**Aim of the exercise:**
Convert the lines of all the entries below into a Markdown table with a Number column for the row number and a Text column for the line, skipping blank lines. Leave the pictures out.

Data provided start

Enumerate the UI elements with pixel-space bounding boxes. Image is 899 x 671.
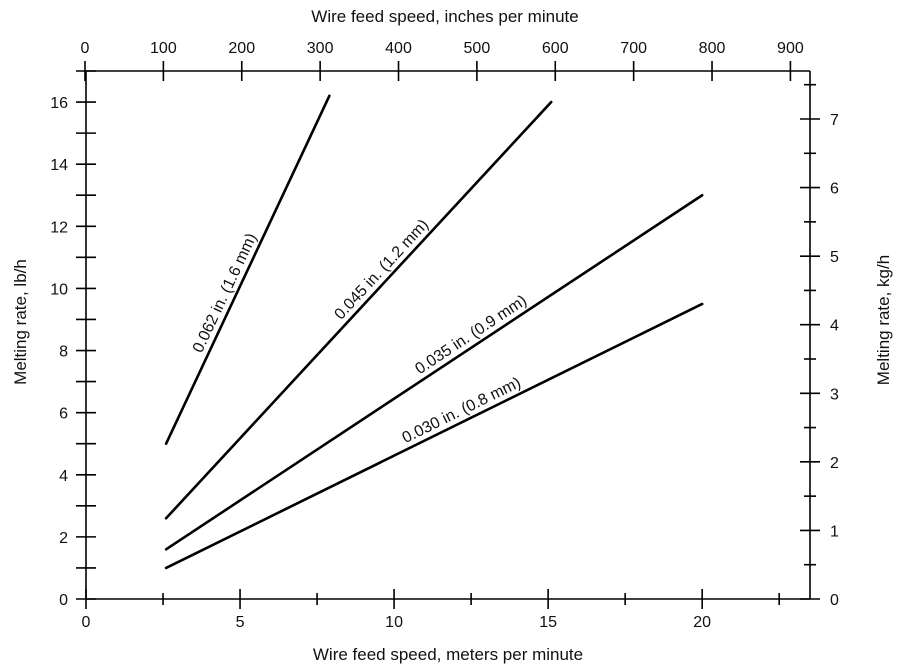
series-line [164,193,704,551]
y-tick-label: 0 [59,592,68,609]
x2-tick-label: 600 [542,40,569,57]
x2-tick-label: 800 [699,40,726,57]
left-axis-title: Melting rate, lb/h [11,259,30,385]
y2-tick-label: 1 [830,523,839,540]
y2-tick-label: 5 [830,249,839,266]
x2-tick-label: 0 [81,40,90,57]
axes [85,70,811,600]
series-label: 0.030 in. (0.8 mm) [400,374,524,447]
x2-tick-label: 300 [307,40,334,57]
series-label: 0.062 in. (1.6 mm) [190,231,261,356]
top-axis-title: Wire feed speed, inches per minute [311,7,578,26]
y-tick-label: 6 [59,406,68,423]
y2-tick-label: 0 [830,592,839,609]
x-tick-label: 0 [82,614,91,631]
y2-tick-label: 7 [830,112,839,129]
y2-tick-label: 4 [830,318,839,335]
x2-tick-label: 900 [777,40,804,57]
y2-tick-label: 3 [830,386,839,403]
axis-ticks: 0 5 10 15 200 100 200 300 400 500 600 700 800 9000246… [50,40,839,631]
x2-tick-label: 500 [464,40,491,57]
right-axis-title: Melting rate, kg/h [874,255,893,385]
series-line [164,100,553,520]
series-line [164,94,331,446]
x2-tick-label: 200 [228,40,255,57]
x2-tick-label: 100 [150,40,177,57]
y-tick-label: 16 [50,95,68,112]
series-label: 0.035 in. (0.9 mm) [412,292,530,378]
x-tick-label: 10 [385,614,403,631]
series-line [164,302,704,570]
x-tick-label: 20 [693,614,711,631]
y-tick-label: 10 [50,281,68,298]
y2-tick-label: 6 [830,181,839,198]
y-tick-label: 8 [59,344,68,361]
x-tick-label: 15 [539,614,557,631]
series-label: 0.045 in. (1.2 mm) [331,216,432,323]
y-tick-label: 14 [50,157,68,174]
y2-tick-label: 2 [830,455,839,472]
series-lines: 0.062 in. (1.6 mm) 0.045 in. (1.2 mm)0.03… [164,94,704,570]
y-tick-label: 4 [59,468,68,485]
y-tick-label: 2 [59,530,68,547]
x2-tick-label: 400 [385,40,412,57]
y-tick-label: 12 [50,219,68,236]
x2-tick-label: 700 [620,40,647,57]
x-tick-label: 5 [236,614,245,631]
bottom-axis-title: Wire feed speed, meters per minute [313,645,583,664]
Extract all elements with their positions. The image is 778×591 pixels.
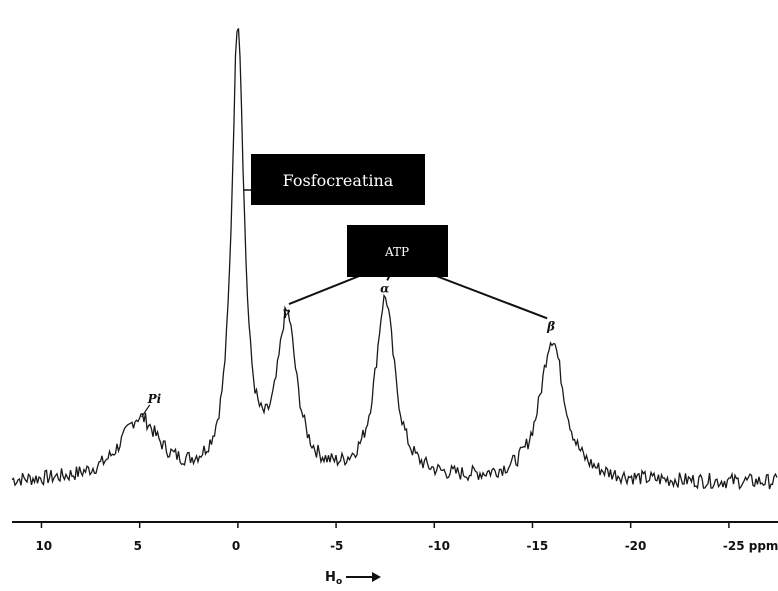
x-tick-label: -10 [428, 539, 450, 553]
peak-label-pi: Pi [147, 392, 162, 406]
x-tick-label: 0 [232, 539, 240, 553]
peak-label: γ [282, 305, 291, 319]
peak-label: β [546, 319, 555, 333]
peak-label: α [380, 281, 389, 295]
x-axis-ticks: 10 5 0 -5 -10 -15 -20 -25 ppm [35, 522, 778, 553]
fosfocreatina-label: Fosfocreatina [283, 171, 394, 190]
x-axis-title: H o [325, 570, 381, 587]
x-axis-arrow-head [372, 572, 381, 582]
peak-labels: Pi γ α β [141, 281, 555, 418]
x-axis-label-subscript: o [336, 577, 342, 587]
fosfocreatina-box [251, 154, 425, 205]
x-tick-label: -15 [526, 539, 548, 553]
pi-label-leader [141, 404, 151, 418]
x-axis-label: H [325, 570, 336, 585]
x-tick-label: -20 [625, 539, 647, 553]
x-tick-label: 5 [134, 539, 142, 553]
x-tick-label: -25 ppm [723, 539, 778, 553]
spectrum-line [11, 28, 778, 490]
spectrum-layer [11, 28, 778, 490]
annotations: Fosfocreatina ATP [243, 154, 548, 320]
atp-label: ATP [384, 245, 409, 259]
x-tick-label: 10 [35, 539, 52, 553]
x-tick-label: -5 [330, 539, 343, 553]
atp-box [347, 225, 448, 277]
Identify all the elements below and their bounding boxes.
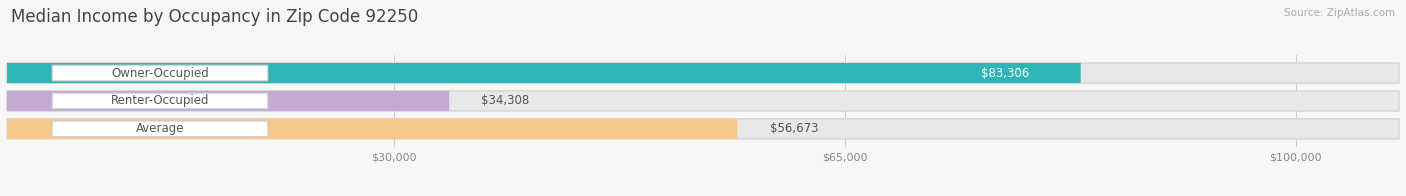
FancyBboxPatch shape: [7, 63, 1399, 83]
Text: Average: Average: [136, 122, 184, 135]
FancyBboxPatch shape: [7, 119, 1399, 139]
Text: $56,673: $56,673: [769, 122, 818, 135]
FancyBboxPatch shape: [7, 63, 1081, 83]
Text: Owner-Occupied: Owner-Occupied: [111, 66, 209, 80]
FancyBboxPatch shape: [52, 93, 269, 109]
Text: Source: ZipAtlas.com: Source: ZipAtlas.com: [1284, 8, 1395, 18]
Text: $83,306: $83,306: [981, 66, 1029, 80]
Text: Median Income by Occupancy in Zip Code 92250: Median Income by Occupancy in Zip Code 9…: [11, 8, 419, 26]
Text: Renter-Occupied: Renter-Occupied: [111, 94, 209, 107]
FancyBboxPatch shape: [7, 119, 738, 139]
FancyBboxPatch shape: [7, 91, 1399, 111]
Text: $34,308: $34,308: [481, 94, 530, 107]
FancyBboxPatch shape: [52, 121, 269, 137]
FancyBboxPatch shape: [52, 65, 269, 81]
FancyBboxPatch shape: [7, 91, 449, 111]
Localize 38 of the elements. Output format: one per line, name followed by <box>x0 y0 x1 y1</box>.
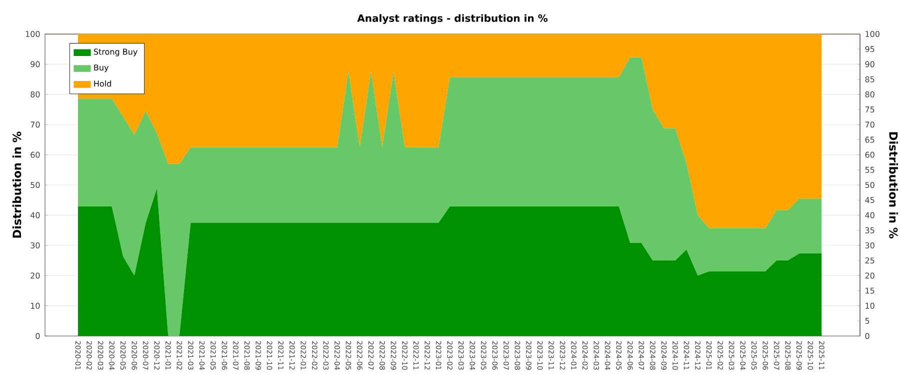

Data provided end

**Finished answer:**
| Number | Text |
|---|---|
| 1 | Enumerate the UI elements with pixel-space bounding boxes. Image is 899 x 671. |
| 2 | series-line [164,193,704,551] |
| 3 | y-tick-label: 0 [59,592,68,609] |
| 4 | x2-tick-label: 600 [542,40,569,57] |
| 5 | x2-tick-label: 800 [699,40,726,57] |
| 6 | left-axis-title: Melting rate, lb/h [11,259,30,385] |
| 7 | y2-tick-label: 1 [830,523,839,540] |
| 8 | y2-tick-label: 5 [830,249,839,266] |
| 9 | x2-tick-label: 0 [81,40,90,57] |
| 10 | axes [85,70,811,600] |
| 11 | series-label: 0.030 in. (0.8 mm) [400,374,524,447] |
| 12 | x2-tick-label: 300 [307,40,334,57] |
| 13 | series-label: 0.062 in. (1.6 mm) [190,231,261,356] |
| 14 | top-axis-title: Wire feed speed, inches per minute [311,7,578,26] |
| 15 | y-tick-label: 6 [59,406,68,423] |
| 16 | y2-tick-label: 0 [830,592,839,609] |
| 17 | x-tick-label: 0 [82,614,91,631] |
| 18 | y2-tick-label: 7 [830,112,839,129] |
| 19 | y2-tick-label: 4 [830,318,839,335] |
| 20 | x2-tick-label: 900 [777,40,804,57] |
| 21 | y2-tick-label: 3 [830,386,839,403] |
| 22 | axis-ticks: 0 5 10 15 200 100 200 300 400 500 600 700 800 9000246… [50,40,839,631] |
| 23 | x2-tick-label: 500 [464,40,491,57] |
| 24 | right-axis-title: Melting rate, kg/h [874,255,893,385] |
| 25 | series-line [164,100,553,520] |
| 26 | series-line [164,94,331,446] |
| 27 | x2-tick-label: 200 [228,40,255,57] |
| 28 | x2-tick-label: 100 [150,40,177,57] |
| 29 | y-tick-label: 16 [50,95,68,112] |
| 30 | series-label: 0.035 in. (0.9 mm) [412,292,530,378] |
| 31 | x-tick-label: 10 [385,614,403,631] |
| 32 | series-line [164,302,704,570] |
| 33 | x-tick-label: 20 [693,614,711,631] |
| 34 | y-tick-label: 10 [50,281,68,298] |
| 35 | y2-tick-label: 6 [830,181,839,198] |
| 36 | y-tick-label: 8 [59,344,68,361] |
| 37 | x-tick-label: 15 [539,614,557,631] |
| 38 | series-label: 0.045 in. (1.2 mm) [331,216,432,323] |
| 39 | y-tick-label: 14 [50,157,68,174] |
| 40 | y2-tick-label: 2 [830,455,839,472] |
| 41 | series-lines: 0.062 in. (1.6 mm) 0.045 in. (1.2 mm)0.03… [164,94,704,570] |
| 42 | y-tick-label: 4 [59,468,68,485] |
| 43 | y-tick-label: 2 [59,530,68,547] |
| 44 | x2-tick-label: 400 [385,40,412,57] |
| 45 | y-tick-label: 12 [50,219,68,236] |
| 46 | x2-tick-label: 700 [620,40,647,57] |
| 47 | x-tick-label: 5 [236,614,245,631] |
| 48 | bottom-axis-title: Wire feed speed, meters per minute [313,645,583,664] |
| 49 | Extract all elements with their positions. The image is 778×591 pixels. |
| 50 | x-tick-label: -10 [428, 539, 450, 553] |
| 51 | peak-label-pi: Pi [147, 392, 162, 406] |
| 52 | x-tick-label: 0 [232, 539, 240, 553] |
| 53 | peak-label: γ [282, 305, 291, 319] |
| 54 | peak-label: β [546, 319, 555, 333] |
| 55 | peak-label: α [380, 281, 389, 295] |
| 56 | x-axis-ticks: 10 5 0 -5 -10 -15 -20 -25 ppm [35, 522, 778, 553] |
| 57 | fosfocreatina-label: Fosfocreatina [283, 171, 394, 190] |
| 58 | x-axis-title: H o [325, 570, 381, 587] |
| 59 | x-axis-arrow-head [372, 572, 381, 582] |
| 60 | peak-labels: Pi γ α β [141, 281, 555, 418] |
| 61 | x-axis-label-subscript: o [336, 577, 342, 587] |
| 62 | fosfocreatina-box [251, 154, 425, 205] |
| 63 | x-tick-label: -15 [526, 539, 548, 553] |
| 64 | pi-label-leader [141, 404, 151, 418] |
| 65 | x-axis-label: H [325, 570, 336, 585] |
| 66 | x-tick-label: -20 [625, 539, 647, 553] |
| 67 | x-tick-label: 5 [134, 539, 142, 553] |
| 68 | x-tick-label: -25 ppm [723, 539, 778, 553] |
| 69 | spectrum-line [11, 28, 778, 490] |
| 70 | spectrum-layer [11, 28, 778, 490] |
| 71 | annotations: Fosfocreatina ATP [243, 154, 548, 320] |
| 72 | atp-label: ATP [384, 245, 409, 259] |
| 73 | x-tick-label: 10 [35, 539, 52, 553] |
| 74 | x-tick-label: -5 [330, 539, 343, 553] |
| 75 | atp-box [347, 225, 448, 277] |
| 76 | Identify all the elements below and their bounding boxes. |
| 77 | FancyBboxPatch shape: [7, 63, 1399, 83] |
| 78 | Text: Average: Average: [136, 122, 184, 135] |
| 79 | FancyBboxPatch shape: [7, 119, 1399, 139] |
| 80 | Text: $56,673: $56,673: [769, 122, 818, 135] |
| 81 | FancyBboxPatch shape: [7, 63, 1081, 83] |
| 82 | Text: Owner-Occupied: Owner-Occupied: [111, 66, 209, 80] |
| 83 | FancyBboxPatch shape: [52, 93, 269, 109] |
| 84 | Text: Source: ZipAtlas.com: Source: ZipAtlas.com: [1284, 8, 1395, 18] |
| 85 | Text: $83,306: $83,306: [981, 66, 1029, 80] |
| 86 | Text: Median Income by Occupancy in Zip Code 92250: Median Income by Occupancy in Zip Code 9…: [11, 8, 419, 26] |
| 87 | Text: Renter-Occupied: Renter-Occupied: [111, 94, 209, 107] |
| 88 | FancyBboxPatch shape: [7, 119, 738, 139] |
| 89 | FancyBboxPatch shape: [7, 91, 1399, 111] |
| 90 | Text: $34,308: $34,308: [481, 94, 530, 107] |
| 91 | FancyBboxPatch shape: [52, 121, 269, 137] |
| 92 | FancyBboxPatch shape: [52, 65, 269, 81] |
| 93 | FancyBboxPatch shape: [7, 91, 449, 111] |
| 94 | Localize 38 of the elements. Output format: one per line, name followed by <box>x0 y0 x1 y1</box>. |